- _Directions for this task_: Find every row below that contains the word "panel", matching case exactly, and copy each of those rows in full.

- _Entries_:

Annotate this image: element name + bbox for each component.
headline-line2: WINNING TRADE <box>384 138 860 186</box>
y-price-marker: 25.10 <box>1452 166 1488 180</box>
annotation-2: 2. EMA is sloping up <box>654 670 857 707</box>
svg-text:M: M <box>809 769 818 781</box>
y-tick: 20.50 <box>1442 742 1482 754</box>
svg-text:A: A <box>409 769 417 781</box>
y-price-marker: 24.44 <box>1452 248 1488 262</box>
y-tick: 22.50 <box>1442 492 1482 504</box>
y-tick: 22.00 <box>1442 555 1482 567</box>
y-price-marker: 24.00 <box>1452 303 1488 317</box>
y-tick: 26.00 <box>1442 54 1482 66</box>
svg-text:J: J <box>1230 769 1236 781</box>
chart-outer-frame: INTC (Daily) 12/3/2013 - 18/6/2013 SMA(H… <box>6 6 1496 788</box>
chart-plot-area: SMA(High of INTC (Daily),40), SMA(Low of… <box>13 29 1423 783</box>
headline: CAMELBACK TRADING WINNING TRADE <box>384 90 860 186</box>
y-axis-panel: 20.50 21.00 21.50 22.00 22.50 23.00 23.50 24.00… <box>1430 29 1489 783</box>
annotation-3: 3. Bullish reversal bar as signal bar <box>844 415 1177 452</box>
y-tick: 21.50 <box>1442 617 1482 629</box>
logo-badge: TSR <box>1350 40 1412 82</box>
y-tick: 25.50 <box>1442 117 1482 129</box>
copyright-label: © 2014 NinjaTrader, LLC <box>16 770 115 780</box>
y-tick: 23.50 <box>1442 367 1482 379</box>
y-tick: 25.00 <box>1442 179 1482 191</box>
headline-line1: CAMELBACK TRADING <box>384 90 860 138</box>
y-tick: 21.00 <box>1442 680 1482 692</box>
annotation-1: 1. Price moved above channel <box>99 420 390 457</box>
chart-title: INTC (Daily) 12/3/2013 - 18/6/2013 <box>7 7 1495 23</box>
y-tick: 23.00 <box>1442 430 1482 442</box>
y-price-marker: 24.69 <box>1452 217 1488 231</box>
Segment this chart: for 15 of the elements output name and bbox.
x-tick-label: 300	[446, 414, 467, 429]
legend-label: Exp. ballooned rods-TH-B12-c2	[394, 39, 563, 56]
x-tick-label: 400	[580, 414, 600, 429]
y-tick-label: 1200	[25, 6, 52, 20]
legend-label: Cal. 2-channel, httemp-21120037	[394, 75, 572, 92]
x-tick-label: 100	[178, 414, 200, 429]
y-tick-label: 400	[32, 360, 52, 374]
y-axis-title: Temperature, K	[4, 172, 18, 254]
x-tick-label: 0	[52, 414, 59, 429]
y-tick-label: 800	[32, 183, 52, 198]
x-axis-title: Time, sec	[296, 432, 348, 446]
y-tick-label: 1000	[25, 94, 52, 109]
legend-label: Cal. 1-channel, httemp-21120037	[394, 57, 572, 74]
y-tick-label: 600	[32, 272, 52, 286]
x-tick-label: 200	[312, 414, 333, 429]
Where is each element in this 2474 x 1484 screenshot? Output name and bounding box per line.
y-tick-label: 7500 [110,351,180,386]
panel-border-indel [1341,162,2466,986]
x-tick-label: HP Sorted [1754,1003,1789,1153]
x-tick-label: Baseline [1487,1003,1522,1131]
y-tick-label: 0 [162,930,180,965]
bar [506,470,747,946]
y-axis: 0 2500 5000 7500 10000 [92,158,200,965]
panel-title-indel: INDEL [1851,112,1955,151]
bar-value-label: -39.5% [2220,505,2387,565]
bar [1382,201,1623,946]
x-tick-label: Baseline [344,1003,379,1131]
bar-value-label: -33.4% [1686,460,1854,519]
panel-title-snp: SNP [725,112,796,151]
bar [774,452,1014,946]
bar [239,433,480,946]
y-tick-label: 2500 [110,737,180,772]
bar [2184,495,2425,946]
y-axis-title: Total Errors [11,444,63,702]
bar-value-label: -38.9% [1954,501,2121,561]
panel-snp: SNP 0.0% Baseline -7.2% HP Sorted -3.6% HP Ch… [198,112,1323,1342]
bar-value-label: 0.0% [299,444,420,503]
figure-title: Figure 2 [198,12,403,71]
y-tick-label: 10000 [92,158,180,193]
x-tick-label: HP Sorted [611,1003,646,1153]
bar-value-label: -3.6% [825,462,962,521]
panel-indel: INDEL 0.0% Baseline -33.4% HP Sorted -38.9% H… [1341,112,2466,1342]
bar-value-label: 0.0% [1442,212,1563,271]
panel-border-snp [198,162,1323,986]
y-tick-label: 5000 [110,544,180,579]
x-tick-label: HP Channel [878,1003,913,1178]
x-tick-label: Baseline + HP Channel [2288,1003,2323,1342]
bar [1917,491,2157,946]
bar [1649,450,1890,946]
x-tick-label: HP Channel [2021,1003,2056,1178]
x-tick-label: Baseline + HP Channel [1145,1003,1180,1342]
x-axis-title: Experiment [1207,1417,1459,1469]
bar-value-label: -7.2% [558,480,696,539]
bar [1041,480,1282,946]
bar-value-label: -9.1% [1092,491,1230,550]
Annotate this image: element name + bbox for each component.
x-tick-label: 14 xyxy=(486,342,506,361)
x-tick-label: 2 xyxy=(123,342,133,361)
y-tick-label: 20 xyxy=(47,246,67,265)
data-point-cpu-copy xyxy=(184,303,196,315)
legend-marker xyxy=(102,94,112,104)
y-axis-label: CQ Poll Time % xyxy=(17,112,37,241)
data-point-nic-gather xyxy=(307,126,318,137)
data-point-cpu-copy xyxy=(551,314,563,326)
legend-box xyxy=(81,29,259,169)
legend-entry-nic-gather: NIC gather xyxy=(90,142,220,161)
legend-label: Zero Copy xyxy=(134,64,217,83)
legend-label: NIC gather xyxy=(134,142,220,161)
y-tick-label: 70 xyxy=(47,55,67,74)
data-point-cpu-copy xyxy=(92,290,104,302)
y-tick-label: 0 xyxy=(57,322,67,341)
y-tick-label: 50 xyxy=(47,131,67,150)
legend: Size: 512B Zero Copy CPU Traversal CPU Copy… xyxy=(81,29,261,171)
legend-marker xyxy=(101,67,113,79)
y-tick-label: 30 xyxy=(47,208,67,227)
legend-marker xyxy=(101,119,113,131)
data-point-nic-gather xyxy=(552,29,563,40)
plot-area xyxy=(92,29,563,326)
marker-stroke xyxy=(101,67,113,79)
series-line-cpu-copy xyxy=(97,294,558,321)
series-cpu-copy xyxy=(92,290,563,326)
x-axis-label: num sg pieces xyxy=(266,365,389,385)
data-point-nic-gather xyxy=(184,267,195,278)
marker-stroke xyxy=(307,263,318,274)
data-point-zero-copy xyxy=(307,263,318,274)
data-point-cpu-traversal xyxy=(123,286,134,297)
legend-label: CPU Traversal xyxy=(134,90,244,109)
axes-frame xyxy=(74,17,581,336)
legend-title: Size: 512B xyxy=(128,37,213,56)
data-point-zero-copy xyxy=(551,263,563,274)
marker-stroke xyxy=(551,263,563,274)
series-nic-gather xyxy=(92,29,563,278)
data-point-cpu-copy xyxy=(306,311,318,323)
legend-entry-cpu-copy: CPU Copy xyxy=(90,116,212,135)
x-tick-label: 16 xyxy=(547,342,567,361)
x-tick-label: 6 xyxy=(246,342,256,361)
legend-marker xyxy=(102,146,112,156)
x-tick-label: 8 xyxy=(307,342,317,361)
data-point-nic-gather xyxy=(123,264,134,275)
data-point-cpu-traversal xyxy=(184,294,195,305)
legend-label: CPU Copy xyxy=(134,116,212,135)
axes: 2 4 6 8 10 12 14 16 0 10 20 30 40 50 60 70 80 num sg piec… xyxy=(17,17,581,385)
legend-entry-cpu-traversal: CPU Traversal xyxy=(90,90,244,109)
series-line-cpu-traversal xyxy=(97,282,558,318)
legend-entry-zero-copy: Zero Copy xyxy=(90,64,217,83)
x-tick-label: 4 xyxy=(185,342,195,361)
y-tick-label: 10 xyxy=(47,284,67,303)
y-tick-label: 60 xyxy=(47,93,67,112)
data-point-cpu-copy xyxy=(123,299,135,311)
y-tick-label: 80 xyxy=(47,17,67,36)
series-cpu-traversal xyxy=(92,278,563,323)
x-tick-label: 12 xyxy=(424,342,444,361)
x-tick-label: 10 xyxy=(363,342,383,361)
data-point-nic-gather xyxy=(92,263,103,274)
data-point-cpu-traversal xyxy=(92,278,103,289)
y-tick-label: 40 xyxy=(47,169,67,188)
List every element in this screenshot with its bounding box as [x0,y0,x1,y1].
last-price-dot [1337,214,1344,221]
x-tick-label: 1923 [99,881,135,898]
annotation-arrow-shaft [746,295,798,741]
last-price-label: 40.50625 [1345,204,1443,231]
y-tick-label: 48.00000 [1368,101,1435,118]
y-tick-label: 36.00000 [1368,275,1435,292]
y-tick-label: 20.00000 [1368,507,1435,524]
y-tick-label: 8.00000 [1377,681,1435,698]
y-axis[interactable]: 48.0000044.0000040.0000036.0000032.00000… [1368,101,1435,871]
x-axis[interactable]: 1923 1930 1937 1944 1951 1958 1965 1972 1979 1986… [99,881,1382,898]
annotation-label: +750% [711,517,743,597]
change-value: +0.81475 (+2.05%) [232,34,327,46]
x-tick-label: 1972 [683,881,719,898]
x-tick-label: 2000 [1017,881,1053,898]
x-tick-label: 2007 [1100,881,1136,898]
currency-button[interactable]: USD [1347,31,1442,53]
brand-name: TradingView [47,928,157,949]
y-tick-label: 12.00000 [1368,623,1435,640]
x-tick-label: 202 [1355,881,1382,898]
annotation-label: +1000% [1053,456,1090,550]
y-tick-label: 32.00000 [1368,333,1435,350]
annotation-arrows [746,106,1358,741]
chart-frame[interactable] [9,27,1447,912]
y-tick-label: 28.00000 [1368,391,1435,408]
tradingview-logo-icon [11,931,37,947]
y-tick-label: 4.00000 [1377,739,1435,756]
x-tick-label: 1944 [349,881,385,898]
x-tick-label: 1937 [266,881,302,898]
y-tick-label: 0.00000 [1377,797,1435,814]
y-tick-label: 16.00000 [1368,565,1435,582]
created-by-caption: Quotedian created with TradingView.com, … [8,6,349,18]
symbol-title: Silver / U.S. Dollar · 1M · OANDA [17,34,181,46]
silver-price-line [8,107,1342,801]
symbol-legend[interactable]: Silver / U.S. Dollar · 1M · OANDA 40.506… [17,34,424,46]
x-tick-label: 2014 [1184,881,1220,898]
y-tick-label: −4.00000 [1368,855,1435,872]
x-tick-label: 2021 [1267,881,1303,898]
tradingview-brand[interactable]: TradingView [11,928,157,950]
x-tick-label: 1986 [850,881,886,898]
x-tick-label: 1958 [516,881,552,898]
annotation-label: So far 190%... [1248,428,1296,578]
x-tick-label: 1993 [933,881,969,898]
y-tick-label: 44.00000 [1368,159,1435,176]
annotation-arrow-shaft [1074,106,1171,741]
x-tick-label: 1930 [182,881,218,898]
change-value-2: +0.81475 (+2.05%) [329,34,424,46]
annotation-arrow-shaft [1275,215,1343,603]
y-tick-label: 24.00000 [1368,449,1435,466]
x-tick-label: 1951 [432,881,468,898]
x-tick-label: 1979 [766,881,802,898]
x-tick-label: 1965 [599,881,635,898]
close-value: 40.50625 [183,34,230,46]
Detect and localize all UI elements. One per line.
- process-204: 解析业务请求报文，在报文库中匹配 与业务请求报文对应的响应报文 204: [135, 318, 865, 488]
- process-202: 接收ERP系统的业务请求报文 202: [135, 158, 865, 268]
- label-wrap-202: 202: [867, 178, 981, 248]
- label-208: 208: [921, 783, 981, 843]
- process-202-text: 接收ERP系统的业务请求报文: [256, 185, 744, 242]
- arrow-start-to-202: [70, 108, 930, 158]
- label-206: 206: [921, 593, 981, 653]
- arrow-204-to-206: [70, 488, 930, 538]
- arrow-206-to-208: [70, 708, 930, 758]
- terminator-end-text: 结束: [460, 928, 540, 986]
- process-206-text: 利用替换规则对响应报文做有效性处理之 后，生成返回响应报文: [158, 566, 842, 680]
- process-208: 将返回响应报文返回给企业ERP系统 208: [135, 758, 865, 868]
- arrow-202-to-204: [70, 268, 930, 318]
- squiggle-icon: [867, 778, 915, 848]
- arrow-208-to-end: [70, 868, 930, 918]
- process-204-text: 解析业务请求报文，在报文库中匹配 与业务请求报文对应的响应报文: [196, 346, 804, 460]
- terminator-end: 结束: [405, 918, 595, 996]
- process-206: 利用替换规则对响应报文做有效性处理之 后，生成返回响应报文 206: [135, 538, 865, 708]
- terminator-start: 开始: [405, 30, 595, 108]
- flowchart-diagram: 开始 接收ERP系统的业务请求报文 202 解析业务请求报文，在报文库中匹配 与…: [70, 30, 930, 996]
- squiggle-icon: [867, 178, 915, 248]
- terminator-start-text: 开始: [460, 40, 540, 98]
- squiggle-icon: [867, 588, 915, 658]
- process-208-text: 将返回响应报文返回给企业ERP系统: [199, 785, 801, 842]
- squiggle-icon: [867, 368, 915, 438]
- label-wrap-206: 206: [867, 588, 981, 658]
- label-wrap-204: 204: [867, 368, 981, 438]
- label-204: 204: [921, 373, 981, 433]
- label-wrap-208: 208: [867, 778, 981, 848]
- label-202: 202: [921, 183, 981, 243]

- _In response_:
y-axis-panel: 20.50 21.00 21.50 22.00 22.50 23.00 23.50 24.00… <box>1430 29 1489 783</box>
panel-border-indel [1341,162,2466,986]
panel-title-indel: INDEL [1851,112,1955,151]
panel-title-snp: SNP [725,112,796,151]
panel-snp: SNP 0.0% Baseline -7.2% HP Sorted -3.6% HP Ch… [198,112,1323,1342]
panel-indel: INDEL 0.0% Baseline -33.4% HP Sorted -38.9% H… [1341,112,2466,1342]
panel-border-snp [198,162,1323,986]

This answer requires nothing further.